* [INSTRUCTIONS FOR THE TASK] Reproduce every line of all the entries, replacing "contour-line-label" with "isoline-label" and keeping everything else the same. Leave the pictures out.
>> begin RECORDS SHOWN
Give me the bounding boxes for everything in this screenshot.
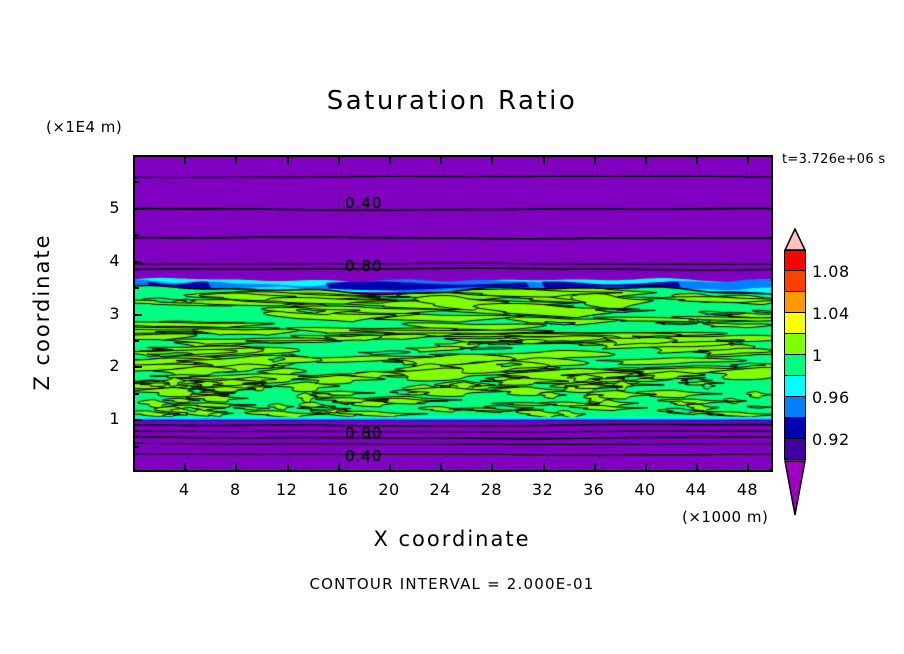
colorbar-tick-label: 0.92 [812, 430, 850, 449]
x-axis-tick [593, 463, 596, 471]
x-axis-tick-label: 4 [178, 480, 190, 499]
x-axis-title: X coordinate [373, 527, 531, 551]
colorbar-band [784, 292, 806, 313]
contour-interval-caption: CONTOUR INTERVAL = 2.000E-01 [309, 575, 595, 593]
page-title: Saturation Ratio [326, 86, 578, 116]
y-axis-minor-tick [134, 287, 139, 290]
x-axis-tick-top [235, 156, 238, 164]
colorbar-band [784, 397, 806, 418]
x-axis-tick [440, 463, 443, 471]
y-axis-tick-label: 5 [109, 197, 120, 217]
x-axis-tick [747, 463, 750, 471]
y-axis-tick-label: 1 [109, 409, 120, 429]
y-axis-minor-tick [134, 392, 139, 395]
x-axis-tick [184, 463, 187, 471]
x-axis-tick [286, 463, 289, 471]
x-axis-tick-label: 32 [531, 480, 554, 499]
contour-line-label: 0.80 [345, 424, 383, 442]
y-axis-tick [134, 260, 142, 263]
x-axis-tick-top [184, 156, 187, 164]
x-axis-tick [389, 463, 391, 471]
y-axis-unit-label: (×1E4 m) [46, 118, 123, 136]
contour-line-label: 0.40 [345, 447, 383, 465]
x-axis-tick-top [491, 156, 494, 164]
colorbar-band [784, 355, 806, 376]
time-annotation: t=3.726e+06 s [782, 152, 886, 167]
colorbar-top-cap [783, 227, 807, 251]
colorbar-band [784, 313, 806, 334]
colorbar-bands [784, 250, 806, 460]
y-axis-minor-tick [134, 445, 139, 448]
contour-plot-area: 0.40 0.80 0.80 0.40 [133, 155, 773, 472]
y-axis-minor-tick [134, 339, 139, 342]
colorbar-tick-label: 0.96 [812, 388, 850, 407]
y-axis-title: Z coordinate [30, 233, 54, 391]
x-axis-tick [235, 463, 238, 471]
y-axis-tick [134, 419, 142, 422]
x-axis-tick-top [747, 156, 750, 164]
x-axis-tick-top [696, 156, 699, 164]
y-axis-tick-label: 2 [109, 356, 120, 376]
x-axis-tick [337, 463, 340, 471]
y-axis-minor-tick [134, 234, 139, 237]
contour-line-label: 0.40 [345, 194, 383, 212]
x-axis-tick-top [440, 156, 443, 164]
x-axis-tick [491, 463, 494, 471]
y-axis-tick-label: 3 [109, 303, 120, 323]
x-axis-tick-label: 36 [583, 480, 605, 499]
y-axis-minor-tick [134, 181, 139, 184]
x-axis-unit-label: (×1000 m) [682, 508, 769, 526]
y-axis-tick-label: 4 [109, 250, 120, 270]
colorbar-tick-label: 1 [812, 346, 823, 365]
x-axis-tick-label: 8 [230, 480, 241, 499]
x-axis-tick-label: 20 [378, 480, 400, 499]
y-axis-tick [134, 207, 142, 210]
colorbar-band [784, 334, 806, 355]
y-axis-tick [134, 313, 142, 316]
colorbar-band [784, 271, 806, 292]
x-axis-tick-top [542, 156, 545, 164]
x-axis-tick-label: 24 [429, 480, 451, 499]
colorbar-band [784, 418, 806, 439]
x-axis-tick-label: 44 [685, 480, 707, 499]
colorbar: 1.08 1.04 1 0.96 0.92 [780, 227, 849, 518]
colorbar-tick-label: 1.08 [812, 262, 850, 281]
x-axis-tick [696, 463, 699, 471]
x-axis-tick [645, 463, 647, 471]
x-axis-tick-top [389, 156, 391, 164]
x-axis-tick-label: 16 [327, 480, 349, 499]
contour-field-canvas [135, 157, 771, 470]
x-axis-tick-label: 48 [736, 480, 759, 499]
x-axis-tick-top [593, 156, 596, 164]
colorbar-band [784, 376, 806, 397]
colorbar-bottom-cap [784, 460, 806, 516]
x-axis-tick-top [645, 156, 647, 164]
colorbar-band [784, 250, 806, 271]
y-axis-tick [134, 366, 142, 369]
x-axis-tick-label: 40 [634, 480, 656, 499]
x-axis-tick-label: 28 [480, 480, 503, 499]
x-axis-tick-top [286, 156, 289, 164]
colorbar-band [784, 439, 806, 460]
x-axis-tick-label: 12 [275, 480, 298, 499]
x-axis-tick [542, 463, 545, 471]
contour-line-label: 0.80 [345, 257, 383, 275]
x-axis-tick-top [337, 156, 340, 164]
colorbar-tick-label: 1.04 [812, 304, 850, 323]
>> end RECORDS SHOWN
* [FINAL RESULT]
Give me the bounding boxes for everything in this screenshot.
colorbar-tick-label: 0.92 [812, 430, 850, 449]
x-axis-tick [593, 463, 596, 471]
x-axis-tick-label: 4 [178, 480, 190, 499]
x-axis-title: X coordinate [373, 527, 531, 551]
colorbar-band [784, 292, 806, 313]
contour-interval-caption: CONTOUR INTERVAL = 2.000E-01 [309, 575, 595, 593]
page-title: Saturation Ratio [326, 86, 578, 116]
y-axis-minor-tick [134, 287, 139, 290]
x-axis-tick-top [235, 156, 238, 164]
colorbar-band [784, 397, 806, 418]
x-axis-tick [440, 463, 443, 471]
y-axis-tick-label: 5 [109, 197, 120, 217]
x-axis-tick [747, 463, 750, 471]
y-axis-tick-label: 1 [109, 409, 120, 429]
y-axis-minor-tick [134, 392, 139, 395]
x-axis-tick [184, 463, 187, 471]
x-axis-tick [286, 463, 289, 471]
x-axis-tick-label: 32 [531, 480, 554, 499]
isoline-label: 0.80 [345, 424, 383, 442]
y-axis-tick [134, 260, 142, 263]
x-axis-tick-top [184, 156, 187, 164]
x-axis-tick [389, 463, 391, 471]
y-axis-unit-label: (×1E4 m) [46, 118, 123, 136]
isoline-label: 0.40 [345, 447, 383, 465]
x-axis-tick-top [491, 156, 494, 164]
colorbar-band [784, 355, 806, 376]
time-annotation: t=3.726e+06 s [782, 152, 886, 167]
colorbar-top-cap [783, 227, 807, 251]
colorbar-band [784, 313, 806, 334]
colorbar-bands [784, 250, 806, 460]
y-axis-minor-tick [134, 445, 139, 448]
contour-plot-area: 0.40 0.80 0.80 0.40 [133, 155, 773, 472]
y-axis-minor-tick [134, 339, 139, 342]
colorbar-tick-label: 0.96 [812, 388, 850, 407]
y-axis-title: Z coordinate [30, 233, 54, 391]
x-axis-tick [235, 463, 238, 471]
y-axis-tick [134, 419, 142, 422]
x-axis-tick-top [747, 156, 750, 164]
x-axis-tick-top [696, 156, 699, 164]
y-axis-tick-label: 2 [109, 356, 120, 376]
x-axis-tick [337, 463, 340, 471]
y-axis-minor-tick [134, 234, 139, 237]
isoline-label: 0.40 [345, 194, 383, 212]
x-axis-tick-top [440, 156, 443, 164]
x-axis-tick [491, 463, 494, 471]
y-axis-tick-label: 3 [109, 303, 120, 323]
x-axis-tick-label: 36 [583, 480, 605, 499]
y-axis-minor-tick [134, 181, 139, 184]
x-axis-unit-label: (×1000 m) [682, 508, 769, 526]
y-axis-tick-label: 4 [109, 250, 120, 270]
colorbar-tick-label: 1 [812, 346, 823, 365]
x-axis-tick-label: 8 [230, 480, 241, 499]
x-axis-tick-label: 20 [378, 480, 400, 499]
y-axis-tick [134, 207, 142, 210]
colorbar-band [784, 334, 806, 355]
y-axis-tick [134, 313, 142, 316]
colorbar-band [784, 271, 806, 292]
x-axis-tick-top [542, 156, 545, 164]
x-axis-tick-label: 24 [429, 480, 451, 499]
colorbar-band [784, 418, 806, 439]
x-axis-tick-label: 44 [685, 480, 707, 499]
colorbar: 1.08 1.04 1 0.96 0.92 [780, 227, 849, 518]
colorbar-tick-label: 1.08 [812, 262, 850, 281]
x-axis-tick [696, 463, 699, 471]
x-axis-tick [645, 463, 647, 471]
x-axis-tick-top [389, 156, 391, 164]
x-axis-tick-label: 16 [327, 480, 349, 499]
contour-field-canvas [135, 157, 771, 470]
x-axis-tick-label: 48 [736, 480, 759, 499]
x-axis-tick-top [593, 156, 596, 164]
colorbar-band [784, 376, 806, 397]
colorbar-bottom-cap [784, 460, 806, 516]
x-axis-tick-top [645, 156, 647, 164]
colorbar-band [784, 250, 806, 271]
y-axis-tick [134, 366, 142, 369]
x-axis-tick-label: 40 [634, 480, 656, 499]
x-axis-tick-label: 28 [480, 480, 503, 499]
x-axis-tick-top [286, 156, 289, 164]
colorbar-band [784, 439, 806, 460]
x-axis-tick-label: 12 [275, 480, 298, 499]
x-axis-tick [542, 463, 545, 471]
isoline-label: 0.80 [345, 257, 383, 275]
x-axis-tick-top [337, 156, 340, 164]
colorbar-tick-label: 1.04 [812, 304, 850, 323]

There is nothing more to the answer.